* BRIEF:
What lines of the data include the string "image"? Copy them all.

* EXERCISE MATERIALS:
------------------------------------

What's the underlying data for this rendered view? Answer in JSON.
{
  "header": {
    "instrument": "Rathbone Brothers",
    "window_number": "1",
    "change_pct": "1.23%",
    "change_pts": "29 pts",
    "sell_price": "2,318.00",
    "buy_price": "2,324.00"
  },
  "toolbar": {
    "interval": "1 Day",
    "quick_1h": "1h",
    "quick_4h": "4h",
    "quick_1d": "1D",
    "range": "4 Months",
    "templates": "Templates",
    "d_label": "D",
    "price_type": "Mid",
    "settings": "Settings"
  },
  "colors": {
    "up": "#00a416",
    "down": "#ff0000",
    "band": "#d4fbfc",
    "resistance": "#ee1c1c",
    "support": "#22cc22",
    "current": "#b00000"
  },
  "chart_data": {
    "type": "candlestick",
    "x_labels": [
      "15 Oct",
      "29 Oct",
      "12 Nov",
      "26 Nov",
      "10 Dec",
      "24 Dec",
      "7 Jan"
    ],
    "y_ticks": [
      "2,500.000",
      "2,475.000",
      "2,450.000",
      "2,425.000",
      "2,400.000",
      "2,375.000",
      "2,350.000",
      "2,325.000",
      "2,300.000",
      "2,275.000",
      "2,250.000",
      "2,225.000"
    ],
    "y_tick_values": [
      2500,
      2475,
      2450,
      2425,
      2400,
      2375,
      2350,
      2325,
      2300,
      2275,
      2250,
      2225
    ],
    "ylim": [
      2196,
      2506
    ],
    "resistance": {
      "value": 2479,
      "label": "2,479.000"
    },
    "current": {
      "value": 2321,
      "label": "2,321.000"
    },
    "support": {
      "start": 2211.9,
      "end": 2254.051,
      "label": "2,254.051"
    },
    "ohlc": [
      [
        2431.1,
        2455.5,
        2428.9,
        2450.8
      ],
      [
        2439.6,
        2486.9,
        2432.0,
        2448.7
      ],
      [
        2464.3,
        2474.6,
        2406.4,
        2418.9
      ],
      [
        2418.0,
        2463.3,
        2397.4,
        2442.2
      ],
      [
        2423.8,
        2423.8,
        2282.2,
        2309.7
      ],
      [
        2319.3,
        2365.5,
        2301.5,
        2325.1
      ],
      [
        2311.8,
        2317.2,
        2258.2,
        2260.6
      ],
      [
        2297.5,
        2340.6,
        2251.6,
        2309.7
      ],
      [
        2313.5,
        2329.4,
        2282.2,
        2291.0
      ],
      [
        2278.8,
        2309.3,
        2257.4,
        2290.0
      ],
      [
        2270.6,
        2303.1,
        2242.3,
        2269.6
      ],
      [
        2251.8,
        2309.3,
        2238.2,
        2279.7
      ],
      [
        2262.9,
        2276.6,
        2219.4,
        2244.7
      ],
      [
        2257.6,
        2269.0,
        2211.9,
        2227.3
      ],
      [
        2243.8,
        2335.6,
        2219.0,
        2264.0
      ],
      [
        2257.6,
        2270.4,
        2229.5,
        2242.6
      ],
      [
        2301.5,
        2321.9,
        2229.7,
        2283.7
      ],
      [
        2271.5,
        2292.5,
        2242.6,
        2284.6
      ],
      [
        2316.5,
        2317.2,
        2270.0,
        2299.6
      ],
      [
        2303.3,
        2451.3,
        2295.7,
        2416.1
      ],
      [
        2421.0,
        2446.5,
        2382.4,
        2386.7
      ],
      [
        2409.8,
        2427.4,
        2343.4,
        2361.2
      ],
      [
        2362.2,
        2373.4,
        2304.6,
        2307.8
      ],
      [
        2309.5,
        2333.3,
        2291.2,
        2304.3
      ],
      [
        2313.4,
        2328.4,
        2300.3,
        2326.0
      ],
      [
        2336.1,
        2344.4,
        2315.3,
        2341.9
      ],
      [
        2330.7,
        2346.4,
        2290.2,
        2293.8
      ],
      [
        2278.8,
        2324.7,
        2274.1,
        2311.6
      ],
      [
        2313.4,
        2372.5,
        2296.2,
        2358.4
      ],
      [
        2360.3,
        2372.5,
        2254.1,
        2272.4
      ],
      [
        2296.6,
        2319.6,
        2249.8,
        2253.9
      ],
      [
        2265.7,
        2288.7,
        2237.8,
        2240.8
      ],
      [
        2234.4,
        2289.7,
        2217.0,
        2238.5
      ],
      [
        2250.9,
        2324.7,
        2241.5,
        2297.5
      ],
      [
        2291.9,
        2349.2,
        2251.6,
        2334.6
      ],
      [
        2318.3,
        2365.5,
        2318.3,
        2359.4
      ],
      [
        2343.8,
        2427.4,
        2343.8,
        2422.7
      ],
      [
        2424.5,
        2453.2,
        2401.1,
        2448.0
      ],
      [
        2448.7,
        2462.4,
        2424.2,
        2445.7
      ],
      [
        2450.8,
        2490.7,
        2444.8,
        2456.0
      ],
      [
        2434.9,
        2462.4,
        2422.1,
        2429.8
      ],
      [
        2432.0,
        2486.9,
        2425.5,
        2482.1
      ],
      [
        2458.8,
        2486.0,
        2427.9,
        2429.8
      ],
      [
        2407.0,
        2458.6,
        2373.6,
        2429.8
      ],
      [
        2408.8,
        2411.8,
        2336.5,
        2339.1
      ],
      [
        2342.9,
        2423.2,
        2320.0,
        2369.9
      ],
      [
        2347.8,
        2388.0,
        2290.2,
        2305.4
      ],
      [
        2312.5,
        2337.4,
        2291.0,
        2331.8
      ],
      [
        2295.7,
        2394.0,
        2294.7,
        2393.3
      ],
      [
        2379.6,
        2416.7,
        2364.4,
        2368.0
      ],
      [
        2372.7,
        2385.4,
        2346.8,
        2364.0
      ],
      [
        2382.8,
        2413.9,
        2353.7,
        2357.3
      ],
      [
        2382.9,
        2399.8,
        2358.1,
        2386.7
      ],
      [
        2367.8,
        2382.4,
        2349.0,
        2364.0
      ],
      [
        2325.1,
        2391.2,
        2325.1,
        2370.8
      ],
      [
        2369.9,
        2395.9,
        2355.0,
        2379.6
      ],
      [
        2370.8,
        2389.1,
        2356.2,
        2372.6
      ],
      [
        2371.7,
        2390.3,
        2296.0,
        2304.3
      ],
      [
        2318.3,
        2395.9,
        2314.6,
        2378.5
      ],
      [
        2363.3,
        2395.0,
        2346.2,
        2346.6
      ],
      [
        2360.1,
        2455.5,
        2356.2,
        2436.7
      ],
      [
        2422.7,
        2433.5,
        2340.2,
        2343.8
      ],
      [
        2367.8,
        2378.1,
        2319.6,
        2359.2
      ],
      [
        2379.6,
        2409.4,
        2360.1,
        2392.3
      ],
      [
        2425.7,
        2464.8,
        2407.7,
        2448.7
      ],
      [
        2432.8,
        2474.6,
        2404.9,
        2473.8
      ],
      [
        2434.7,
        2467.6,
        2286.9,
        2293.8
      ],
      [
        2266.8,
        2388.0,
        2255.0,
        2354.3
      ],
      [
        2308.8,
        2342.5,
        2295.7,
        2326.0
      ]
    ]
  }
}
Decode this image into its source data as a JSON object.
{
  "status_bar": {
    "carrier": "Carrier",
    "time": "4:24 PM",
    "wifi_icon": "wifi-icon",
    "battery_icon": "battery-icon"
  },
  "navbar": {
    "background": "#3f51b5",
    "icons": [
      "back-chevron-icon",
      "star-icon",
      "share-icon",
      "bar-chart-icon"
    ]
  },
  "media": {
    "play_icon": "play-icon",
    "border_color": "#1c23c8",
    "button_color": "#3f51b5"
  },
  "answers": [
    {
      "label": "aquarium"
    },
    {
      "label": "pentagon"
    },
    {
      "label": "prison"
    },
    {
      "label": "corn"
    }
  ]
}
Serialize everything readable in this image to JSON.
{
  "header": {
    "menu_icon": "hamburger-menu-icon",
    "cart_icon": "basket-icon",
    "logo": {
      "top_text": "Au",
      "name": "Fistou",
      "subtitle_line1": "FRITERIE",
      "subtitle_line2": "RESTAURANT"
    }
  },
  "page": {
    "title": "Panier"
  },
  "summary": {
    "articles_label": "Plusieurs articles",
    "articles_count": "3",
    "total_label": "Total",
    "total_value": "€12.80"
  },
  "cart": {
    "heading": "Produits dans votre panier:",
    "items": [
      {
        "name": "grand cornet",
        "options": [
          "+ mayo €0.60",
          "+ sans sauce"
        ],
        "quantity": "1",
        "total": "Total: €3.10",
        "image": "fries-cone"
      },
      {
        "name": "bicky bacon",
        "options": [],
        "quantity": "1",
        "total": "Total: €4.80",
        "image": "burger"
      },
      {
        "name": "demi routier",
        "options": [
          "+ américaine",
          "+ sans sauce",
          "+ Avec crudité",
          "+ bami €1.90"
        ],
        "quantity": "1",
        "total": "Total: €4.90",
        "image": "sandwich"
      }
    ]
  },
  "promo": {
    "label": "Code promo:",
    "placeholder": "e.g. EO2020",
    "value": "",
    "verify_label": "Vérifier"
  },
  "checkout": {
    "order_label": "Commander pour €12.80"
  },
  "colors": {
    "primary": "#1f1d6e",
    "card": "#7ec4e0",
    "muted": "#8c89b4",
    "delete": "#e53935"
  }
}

------------------------------------

* SOLUTION FOR THIS TASK:
Decode this image into its source data as a JSON object.
Serialize everything readable in this image to JSON.
        "image": "fries-cone"
        "image": "burger"
        "image": "sandwich"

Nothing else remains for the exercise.